(Saved entries)
* * *

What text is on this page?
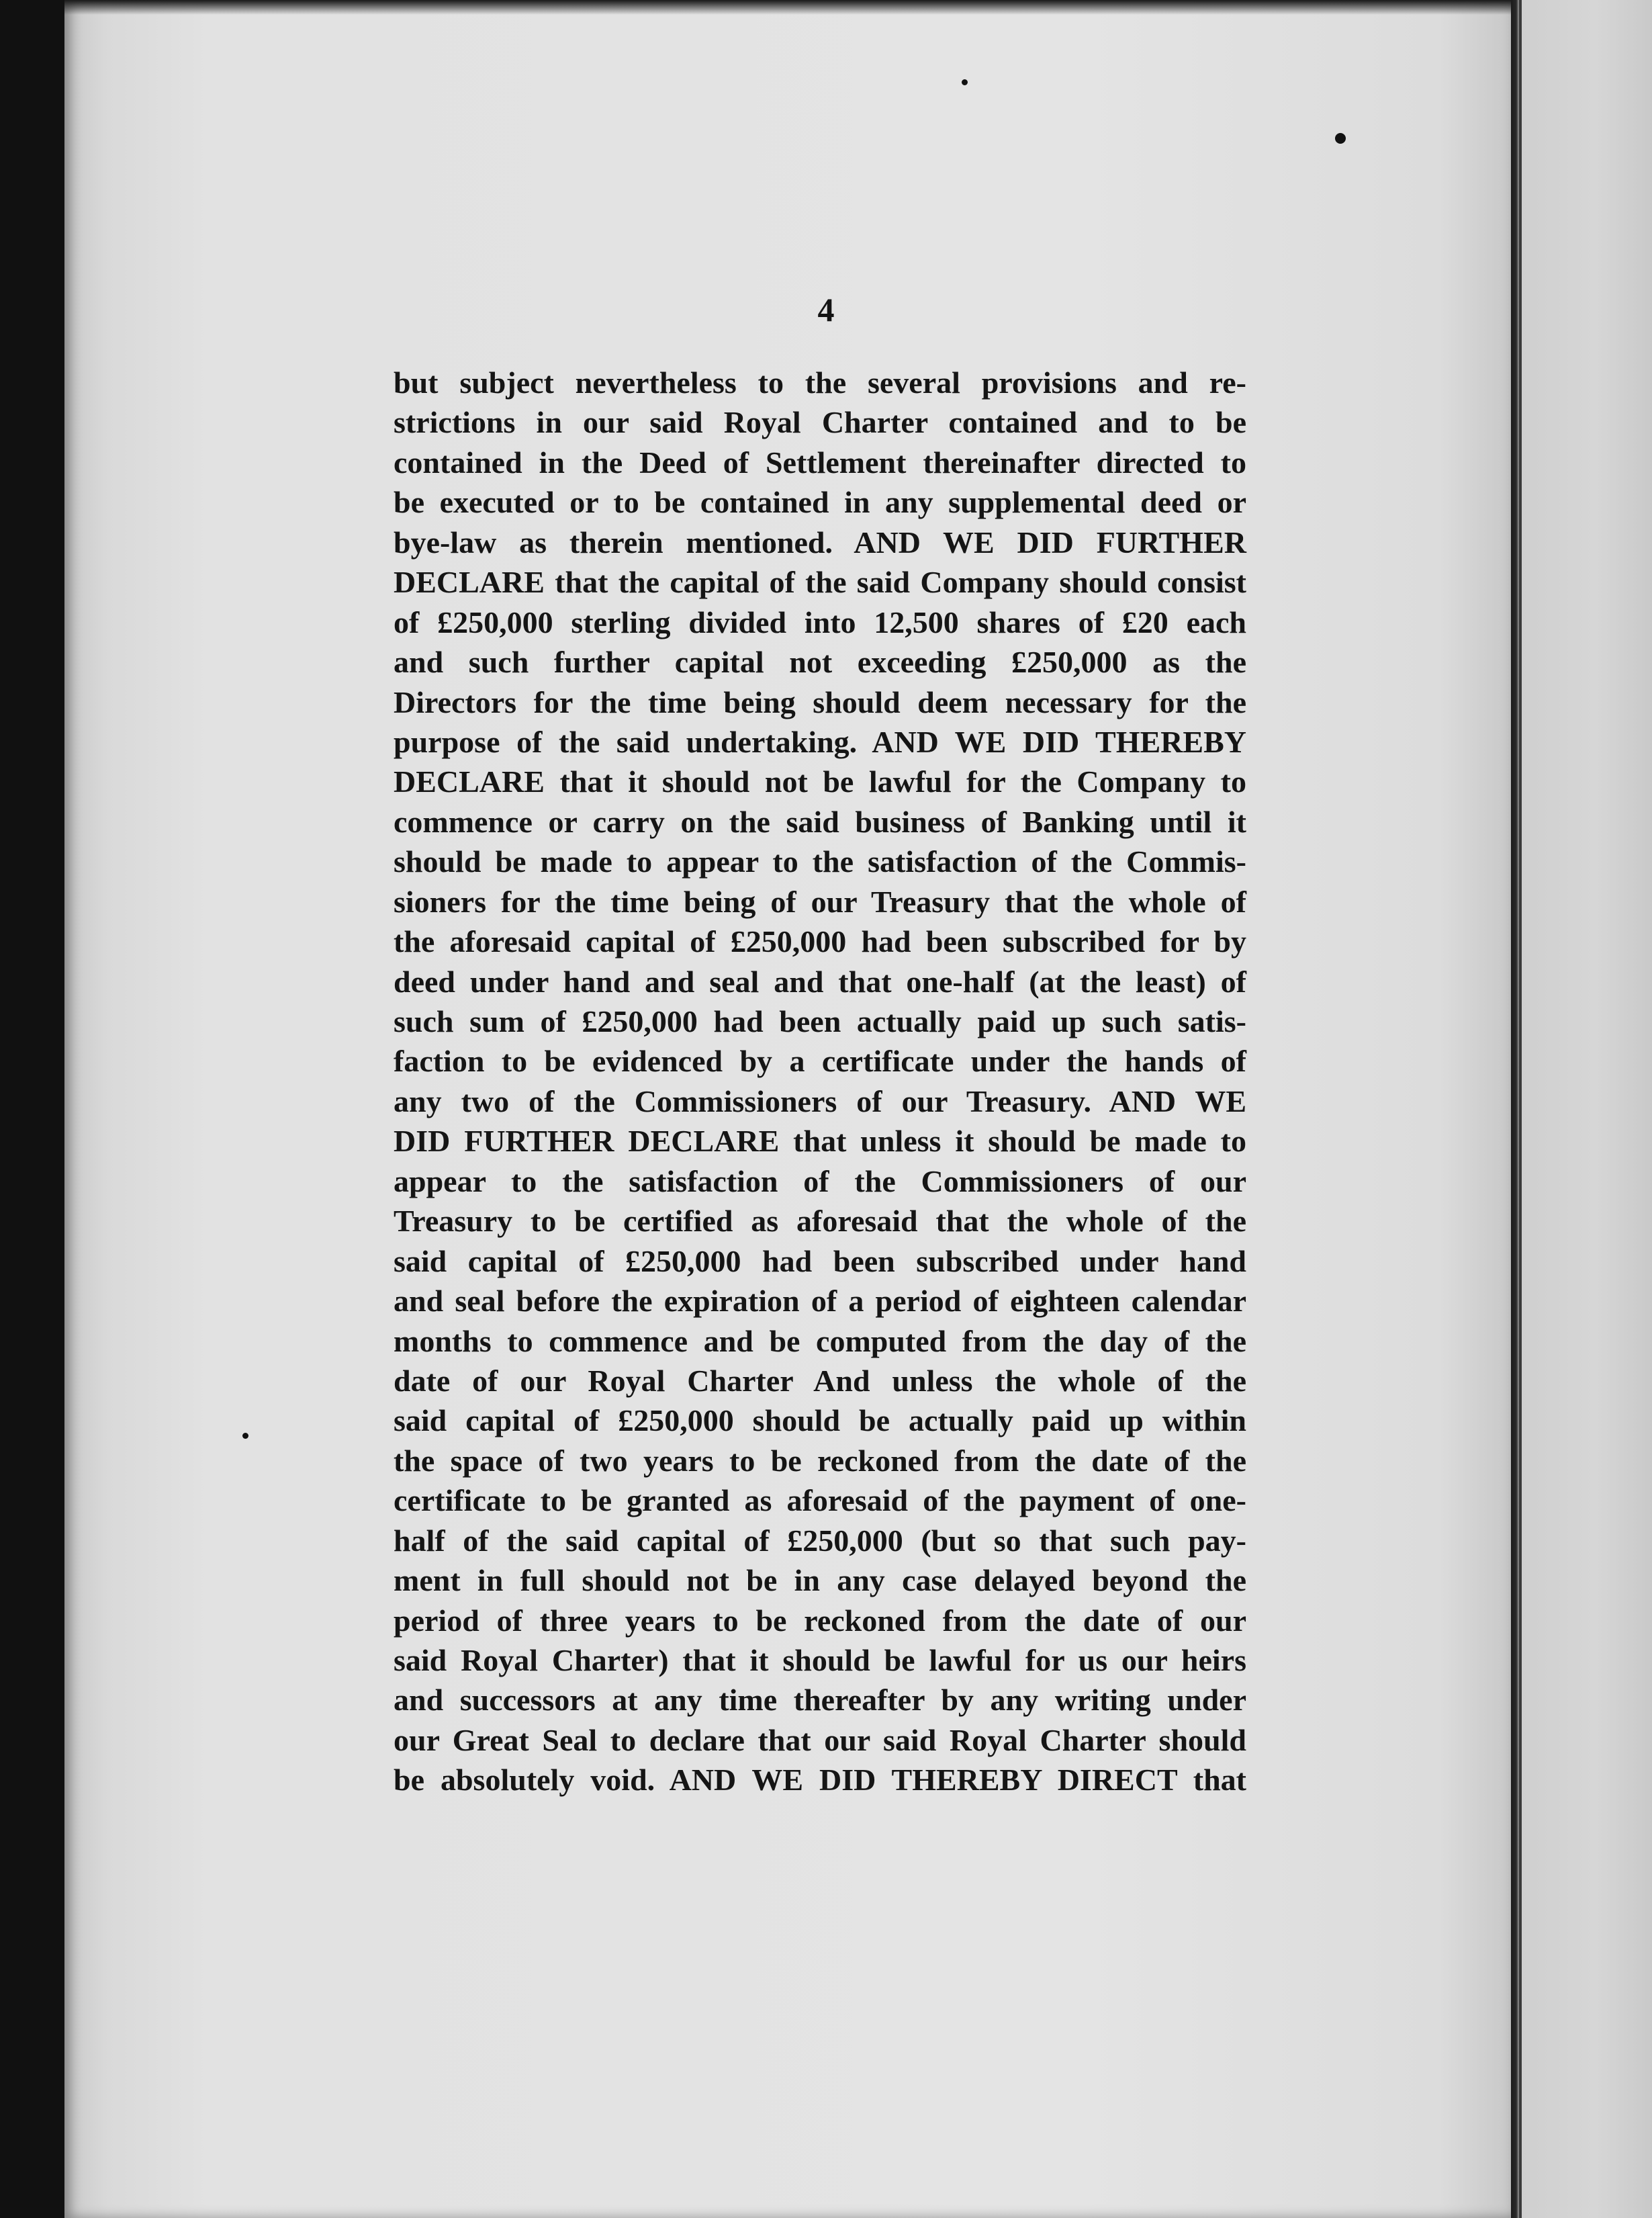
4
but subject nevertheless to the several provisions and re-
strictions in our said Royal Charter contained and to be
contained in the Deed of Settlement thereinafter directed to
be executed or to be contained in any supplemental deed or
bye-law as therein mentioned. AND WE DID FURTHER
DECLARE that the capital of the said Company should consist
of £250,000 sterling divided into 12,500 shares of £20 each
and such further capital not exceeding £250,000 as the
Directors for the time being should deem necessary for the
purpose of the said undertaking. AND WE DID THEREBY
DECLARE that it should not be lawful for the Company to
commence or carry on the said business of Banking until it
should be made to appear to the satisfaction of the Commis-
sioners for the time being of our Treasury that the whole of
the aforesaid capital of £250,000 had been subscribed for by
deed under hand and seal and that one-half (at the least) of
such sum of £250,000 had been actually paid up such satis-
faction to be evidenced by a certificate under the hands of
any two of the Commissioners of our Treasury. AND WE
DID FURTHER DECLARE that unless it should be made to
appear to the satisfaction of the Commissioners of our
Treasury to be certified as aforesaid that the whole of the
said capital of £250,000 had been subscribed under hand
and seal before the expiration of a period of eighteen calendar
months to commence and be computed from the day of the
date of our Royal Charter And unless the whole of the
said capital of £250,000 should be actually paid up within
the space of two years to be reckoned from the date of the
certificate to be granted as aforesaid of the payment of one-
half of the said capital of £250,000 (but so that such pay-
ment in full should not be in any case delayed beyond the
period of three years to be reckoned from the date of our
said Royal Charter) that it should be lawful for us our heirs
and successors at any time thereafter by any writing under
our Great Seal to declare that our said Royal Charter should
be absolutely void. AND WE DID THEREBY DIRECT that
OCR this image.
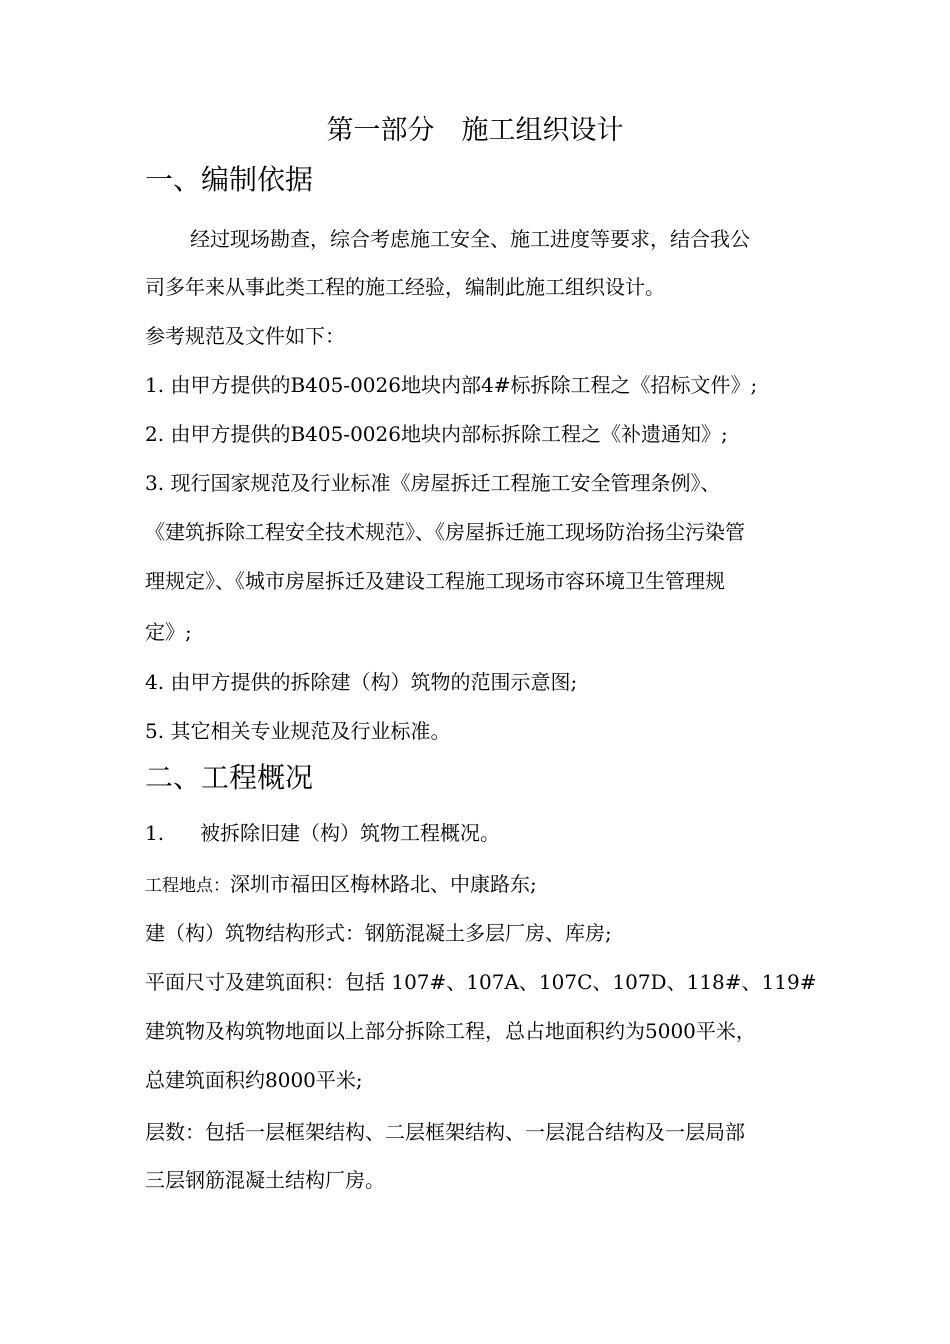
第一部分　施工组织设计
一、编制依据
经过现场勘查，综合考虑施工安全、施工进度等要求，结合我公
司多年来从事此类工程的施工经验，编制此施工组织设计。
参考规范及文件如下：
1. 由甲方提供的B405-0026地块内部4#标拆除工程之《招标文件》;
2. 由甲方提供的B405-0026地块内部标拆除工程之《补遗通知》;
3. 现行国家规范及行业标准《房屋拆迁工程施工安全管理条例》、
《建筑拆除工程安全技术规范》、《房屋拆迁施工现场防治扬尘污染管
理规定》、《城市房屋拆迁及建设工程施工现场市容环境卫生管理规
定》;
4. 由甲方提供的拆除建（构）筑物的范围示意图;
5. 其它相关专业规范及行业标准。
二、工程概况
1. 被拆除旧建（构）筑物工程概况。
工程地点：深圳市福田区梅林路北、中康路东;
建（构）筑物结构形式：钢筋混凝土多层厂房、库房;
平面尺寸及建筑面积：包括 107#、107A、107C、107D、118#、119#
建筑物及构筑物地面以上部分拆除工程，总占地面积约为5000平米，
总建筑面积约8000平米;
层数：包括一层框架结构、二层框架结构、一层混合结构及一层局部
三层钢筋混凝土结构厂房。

* * *

> Your instructions: Exclude the pictures. Write out the remaining data exactly.

> Output below:
What text is on this page?
4
but subject nevertheless to the several provisions and re-
strictions in our said Royal Charter contained and to be
contained in the Deed of Settlement thereinafter directed to
be executed or to be contained in any supplemental deed or
bye-law as therein mentioned. AND WE DID FURTHER
DECLARE that the capital of the said Company should consist
of £250,000 sterling divided into 12,500 shares of £20 each
and such further capital not exceeding £250,000 as the
Directors for the time being should deem necessary for the
purpose of the said undertaking. AND WE DID THEREBY
DECLARE that it should not be lawful for the Company to
commence or carry on the said business of Banking until it
should be made to appear to the satisfaction of the Commis-
sioners for the time being of our Treasury that the whole of
the aforesaid capital of £250,000 had been subscribed for by
deed under hand and seal and that one-half (at the least) of
such sum of £250,000 had been actually paid up such satis-
faction to be evidenced by a certificate under the hands of
any two of the Commissioners of our Treasury. AND WE
DID FURTHER DECLARE that unless it should be made to
appear to the satisfaction of the Commissioners of our
Treasury to be certified as aforesaid that the whole of the
said capital of £250,000 had been subscribed under hand
and seal before the expiration of a period of eighteen calendar
months to commence and be computed from the day of the
date of our Royal Charter And unless the whole of the
said capital of £250,000 should be actually paid up within
the space of two years to be reckoned from the date of the
certificate to be granted as aforesaid of the payment of one-
half of the said capital of £250,000 (but so that such pay-
ment in full should not be in any case delayed beyond the
period of three years to be reckoned from the date of our
said Royal Charter) that it should be lawful for us our heirs
and successors at any time thereafter by any writing under
our Great Seal to declare that our said Royal Charter should
be absolutely void. AND WE DID THEREBY DIRECT that
OCR this image.
第一部分　施工组织设计
一、编制依据
经过现场勘查，综合考虑施工安全、施工进度等要求，结合我公
司多年来从事此类工程的施工经验，编制此施工组织设计。
参考规范及文件如下：
1. 由甲方提供的B405-0026地块内部4#标拆除工程之《招标文件》;
2. 由甲方提供的B405-0026地块内部标拆除工程之《补遗通知》;
3. 现行国家规范及行业标准《房屋拆迁工程施工安全管理条例》、
《建筑拆除工程安全技术规范》、《房屋拆迁施工现场防治扬尘污染管
理规定》、《城市房屋拆迁及建设工程施工现场市容环境卫生管理规
定》;
4. 由甲方提供的拆除建（构）筑物的范围示意图;
5. 其它相关专业规范及行业标准。
二、工程概况
1. 被拆除旧建（构）筑物工程概况。
工程地点：深圳市福田区梅林路北、中康路东;
建（构）筑物结构形式：钢筋混凝土多层厂房、库房;
平面尺寸及建筑面积：包括 107#、107A、107C、107D、118#、119#
建筑物及构筑物地面以上部分拆除工程，总占地面积约为5000平米，
总建筑面积约8000平米;
层数：包括一层框架结构、二层框架结构、一层混合结构及一层局部
三层钢筋混凝土结构厂房。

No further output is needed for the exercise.